Exercise aim ▸
In the material below, find all lines with the string "name" and copy them.

= = =

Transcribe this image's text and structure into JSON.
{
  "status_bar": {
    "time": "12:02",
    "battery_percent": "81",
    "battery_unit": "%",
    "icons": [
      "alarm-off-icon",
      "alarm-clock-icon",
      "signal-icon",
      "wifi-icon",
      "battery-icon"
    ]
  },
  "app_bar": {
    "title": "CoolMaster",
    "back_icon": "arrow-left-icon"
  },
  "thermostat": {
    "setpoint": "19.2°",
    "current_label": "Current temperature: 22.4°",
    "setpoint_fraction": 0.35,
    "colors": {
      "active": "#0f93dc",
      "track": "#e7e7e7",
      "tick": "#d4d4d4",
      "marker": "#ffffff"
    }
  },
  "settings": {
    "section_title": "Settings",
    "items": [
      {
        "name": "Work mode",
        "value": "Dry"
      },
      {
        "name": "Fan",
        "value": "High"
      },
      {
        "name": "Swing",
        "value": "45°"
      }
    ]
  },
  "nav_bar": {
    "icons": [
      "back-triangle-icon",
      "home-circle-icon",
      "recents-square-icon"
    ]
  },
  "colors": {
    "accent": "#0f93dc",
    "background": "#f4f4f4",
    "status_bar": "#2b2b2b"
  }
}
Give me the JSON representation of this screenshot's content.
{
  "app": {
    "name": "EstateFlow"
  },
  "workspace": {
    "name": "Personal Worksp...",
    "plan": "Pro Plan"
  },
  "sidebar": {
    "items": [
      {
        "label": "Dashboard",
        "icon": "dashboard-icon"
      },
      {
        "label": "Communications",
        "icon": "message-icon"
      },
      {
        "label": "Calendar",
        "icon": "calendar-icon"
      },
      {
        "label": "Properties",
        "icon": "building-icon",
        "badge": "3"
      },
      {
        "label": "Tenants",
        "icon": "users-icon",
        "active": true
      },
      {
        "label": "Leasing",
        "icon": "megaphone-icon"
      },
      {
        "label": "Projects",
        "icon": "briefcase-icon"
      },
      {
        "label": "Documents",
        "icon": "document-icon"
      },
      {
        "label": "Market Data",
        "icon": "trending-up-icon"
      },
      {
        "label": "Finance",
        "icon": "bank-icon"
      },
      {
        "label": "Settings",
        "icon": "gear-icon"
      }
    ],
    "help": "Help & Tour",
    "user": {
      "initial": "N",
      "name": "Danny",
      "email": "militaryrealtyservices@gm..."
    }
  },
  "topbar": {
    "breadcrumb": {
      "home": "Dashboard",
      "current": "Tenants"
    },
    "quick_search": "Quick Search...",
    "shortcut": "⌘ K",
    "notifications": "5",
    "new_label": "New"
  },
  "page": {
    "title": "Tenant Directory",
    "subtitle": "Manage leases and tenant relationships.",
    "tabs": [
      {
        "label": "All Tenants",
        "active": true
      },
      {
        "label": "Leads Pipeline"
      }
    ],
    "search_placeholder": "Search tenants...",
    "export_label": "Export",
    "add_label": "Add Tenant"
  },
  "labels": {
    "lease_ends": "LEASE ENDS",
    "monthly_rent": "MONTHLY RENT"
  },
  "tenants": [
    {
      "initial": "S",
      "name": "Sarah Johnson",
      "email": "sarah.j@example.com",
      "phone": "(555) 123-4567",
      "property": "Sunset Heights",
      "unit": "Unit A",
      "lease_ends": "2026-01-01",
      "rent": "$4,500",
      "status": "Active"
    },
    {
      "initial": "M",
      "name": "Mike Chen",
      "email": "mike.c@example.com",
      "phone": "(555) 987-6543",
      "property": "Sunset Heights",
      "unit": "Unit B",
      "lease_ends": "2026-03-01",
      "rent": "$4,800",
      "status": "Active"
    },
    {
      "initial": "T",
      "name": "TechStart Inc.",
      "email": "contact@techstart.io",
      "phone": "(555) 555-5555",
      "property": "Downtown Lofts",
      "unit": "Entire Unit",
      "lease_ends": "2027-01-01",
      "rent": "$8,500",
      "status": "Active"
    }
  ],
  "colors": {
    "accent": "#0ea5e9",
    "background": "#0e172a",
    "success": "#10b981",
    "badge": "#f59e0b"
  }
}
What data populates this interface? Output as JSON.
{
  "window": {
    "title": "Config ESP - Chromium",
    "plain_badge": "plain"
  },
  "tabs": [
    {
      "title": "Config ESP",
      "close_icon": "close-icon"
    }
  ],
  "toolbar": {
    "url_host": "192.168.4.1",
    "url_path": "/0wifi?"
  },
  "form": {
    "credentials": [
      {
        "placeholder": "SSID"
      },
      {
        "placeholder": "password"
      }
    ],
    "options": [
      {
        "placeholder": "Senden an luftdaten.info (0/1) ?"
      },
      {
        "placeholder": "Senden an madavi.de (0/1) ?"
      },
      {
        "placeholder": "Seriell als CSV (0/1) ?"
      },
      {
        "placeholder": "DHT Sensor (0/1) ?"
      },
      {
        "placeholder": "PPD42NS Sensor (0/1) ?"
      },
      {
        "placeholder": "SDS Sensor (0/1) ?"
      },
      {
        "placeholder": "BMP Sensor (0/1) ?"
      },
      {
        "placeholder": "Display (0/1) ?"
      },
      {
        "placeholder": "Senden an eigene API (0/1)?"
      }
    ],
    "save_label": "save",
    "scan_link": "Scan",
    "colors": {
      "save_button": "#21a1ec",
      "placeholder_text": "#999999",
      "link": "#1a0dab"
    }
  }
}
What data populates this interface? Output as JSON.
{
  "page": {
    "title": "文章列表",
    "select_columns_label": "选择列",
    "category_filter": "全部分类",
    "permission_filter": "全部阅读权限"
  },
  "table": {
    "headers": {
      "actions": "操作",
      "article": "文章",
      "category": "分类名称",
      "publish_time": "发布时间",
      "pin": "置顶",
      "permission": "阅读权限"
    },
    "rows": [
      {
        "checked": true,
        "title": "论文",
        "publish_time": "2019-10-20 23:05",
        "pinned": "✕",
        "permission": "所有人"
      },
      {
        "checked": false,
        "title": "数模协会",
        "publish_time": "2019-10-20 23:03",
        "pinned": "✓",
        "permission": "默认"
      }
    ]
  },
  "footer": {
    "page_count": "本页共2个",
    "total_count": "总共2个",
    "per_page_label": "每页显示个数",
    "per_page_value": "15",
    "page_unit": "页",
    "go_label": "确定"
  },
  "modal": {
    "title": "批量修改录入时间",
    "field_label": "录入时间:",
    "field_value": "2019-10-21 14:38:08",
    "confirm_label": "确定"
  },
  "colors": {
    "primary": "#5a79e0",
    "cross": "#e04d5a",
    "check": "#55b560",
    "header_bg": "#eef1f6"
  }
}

= = =

Exercise response ▸
        "name": "Work mode",
        "name": "Fan",
        "name": "Swing",
    "name": "EstateFlow"
    "name": "Personal Worksp...",
      "name": "Danny",
      "name": "Sarah Johnson",
      "name": "Mike Chen",
      "name": "TechStart Inc.",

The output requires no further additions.